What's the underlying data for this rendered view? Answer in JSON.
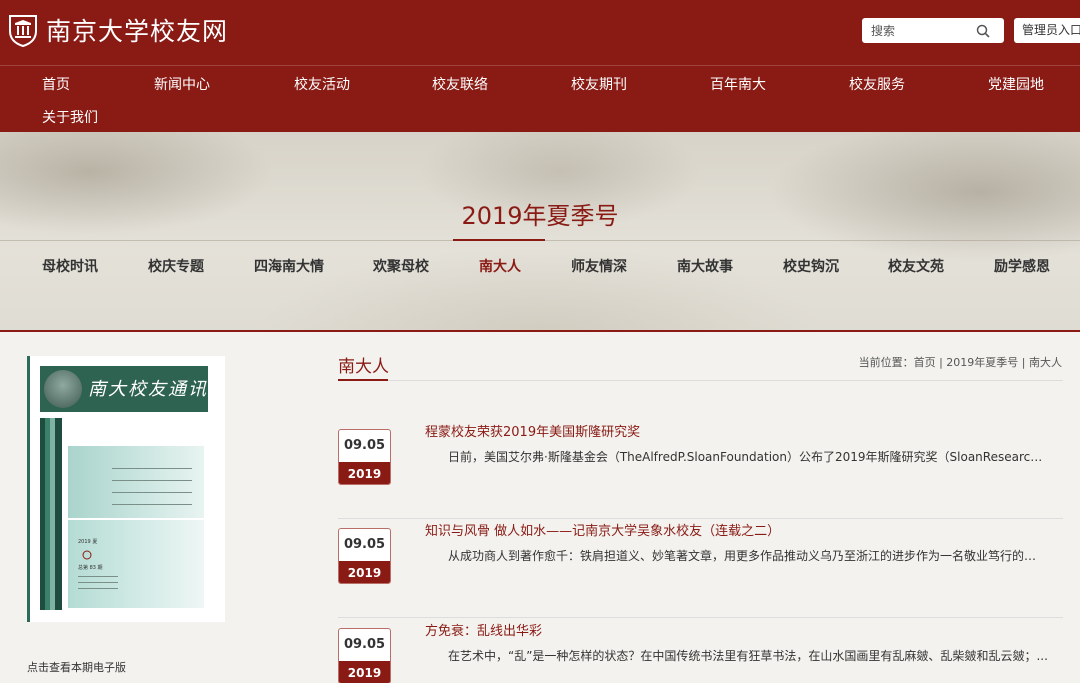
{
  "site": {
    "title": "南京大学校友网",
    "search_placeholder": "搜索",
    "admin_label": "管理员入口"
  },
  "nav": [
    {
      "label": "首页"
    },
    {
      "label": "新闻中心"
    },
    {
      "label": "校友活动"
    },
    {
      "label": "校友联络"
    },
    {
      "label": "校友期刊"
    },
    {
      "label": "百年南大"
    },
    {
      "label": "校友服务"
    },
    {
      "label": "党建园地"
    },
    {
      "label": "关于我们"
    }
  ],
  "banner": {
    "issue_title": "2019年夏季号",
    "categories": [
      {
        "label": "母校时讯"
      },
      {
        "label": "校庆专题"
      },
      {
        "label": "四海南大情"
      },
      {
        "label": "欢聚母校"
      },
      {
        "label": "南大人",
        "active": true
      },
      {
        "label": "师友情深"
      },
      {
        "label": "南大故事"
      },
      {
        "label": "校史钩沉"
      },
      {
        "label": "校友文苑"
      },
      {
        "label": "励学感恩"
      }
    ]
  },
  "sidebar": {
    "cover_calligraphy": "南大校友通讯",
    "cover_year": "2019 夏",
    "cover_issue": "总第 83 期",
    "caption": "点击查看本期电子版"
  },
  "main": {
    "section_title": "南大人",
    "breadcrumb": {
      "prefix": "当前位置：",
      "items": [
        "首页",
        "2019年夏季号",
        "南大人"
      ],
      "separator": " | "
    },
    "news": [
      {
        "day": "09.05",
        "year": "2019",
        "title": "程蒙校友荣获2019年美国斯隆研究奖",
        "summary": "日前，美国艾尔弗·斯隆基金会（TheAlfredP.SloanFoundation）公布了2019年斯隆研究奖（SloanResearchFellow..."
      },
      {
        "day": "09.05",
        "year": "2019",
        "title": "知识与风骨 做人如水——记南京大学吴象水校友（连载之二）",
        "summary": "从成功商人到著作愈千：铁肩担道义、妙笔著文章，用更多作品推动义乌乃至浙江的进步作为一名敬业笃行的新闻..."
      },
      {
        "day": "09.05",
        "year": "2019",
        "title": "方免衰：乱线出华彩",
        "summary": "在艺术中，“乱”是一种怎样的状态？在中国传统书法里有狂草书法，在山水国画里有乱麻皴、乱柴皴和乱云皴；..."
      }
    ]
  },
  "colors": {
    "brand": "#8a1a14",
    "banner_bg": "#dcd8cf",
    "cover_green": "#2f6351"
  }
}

### [GIVEN EXERCISE]
Return each line of the data, keeping its wording exact and omitting pictures.

### [ANSWER FOR THE TASK]
What's the underlying data for this rendered view? Answer in JSON.
{
  "site": {
    "title": "南京大学校友网",
    "search_placeholder": "搜索",
    "admin_label": "管理员入口"
  },
  "nav": [
    {
      "label": "首页"
    },
    {
      "label": "新闻中心"
    },
    {
      "label": "校友活动"
    },
    {
      "label": "校友联络"
    },
    {
      "label": "校友期刊"
    },
    {
      "label": "百年南大"
    },
    {
      "label": "校友服务"
    },
    {
      "label": "党建园地"
    },
    {
      "label": "关于我们"
    }
  ],
  "banner": {
    "issue_title": "2019年夏季号",
    "categories": [
      {
        "label": "母校时讯"
      },
      {
        "label": "校庆专题"
      },
      {
        "label": "四海南大情"
      },
      {
        "label": "欢聚母校"
      },
      {
        "label": "南大人",
        "active": true
      },
      {
        "label": "师友情深"
      },
      {
        "label": "南大故事"
      },
      {
        "label": "校史钩沉"
      },
      {
        "label": "校友文苑"
      },
      {
        "label": "励学感恩"
      }
    ]
  },
  "sidebar": {
    "cover_calligraphy": "南大校友通讯",
    "cover_year": "2019 夏",
    "cover_issue": "总第 83 期",
    "caption": "点击查看本期电子版"
  },
  "main": {
    "section_title": "南大人",
    "breadcrumb": {
      "prefix": "当前位置：",
      "items": [
        "首页",
        "2019年夏季号",
        "南大人"
      ],
      "separator": " | "
    },
    "news": [
      {
        "day": "09.05",
        "year": "2019",
        "title": "程蒙校友荣获2019年美国斯隆研究奖",
        "summary": "日前，美国艾尔弗·斯隆基金会（TheAlfredP.SloanFoundation）公布了2019年斯隆研究奖（SloanResearchFellow..."
      },
      {
        "day": "09.05",
        "year": "2019",
        "title": "知识与风骨 做人如水——记南京大学吴象水校友（连载之二）",
        "summary": "从成功商人到著作愈千：铁肩担道义、妙笔著文章，用更多作品推动义乌乃至浙江的进步作为一名敬业笃行的新闻..."
      },
      {
        "day": "09.05",
        "year": "2019",
        "title": "方免衰：乱线出华彩",
        "summary": "在艺术中，“乱”是一种怎样的状态？在中国传统书法里有狂草书法，在山水国画里有乱麻皴、乱柴皴和乱云皴；..."
      }
    ]
  },
  "colors": {
    "brand": "#8a1a14",
    "banner_bg": "#dcd8cf",
    "cover_green": "#2f6351"
  }
}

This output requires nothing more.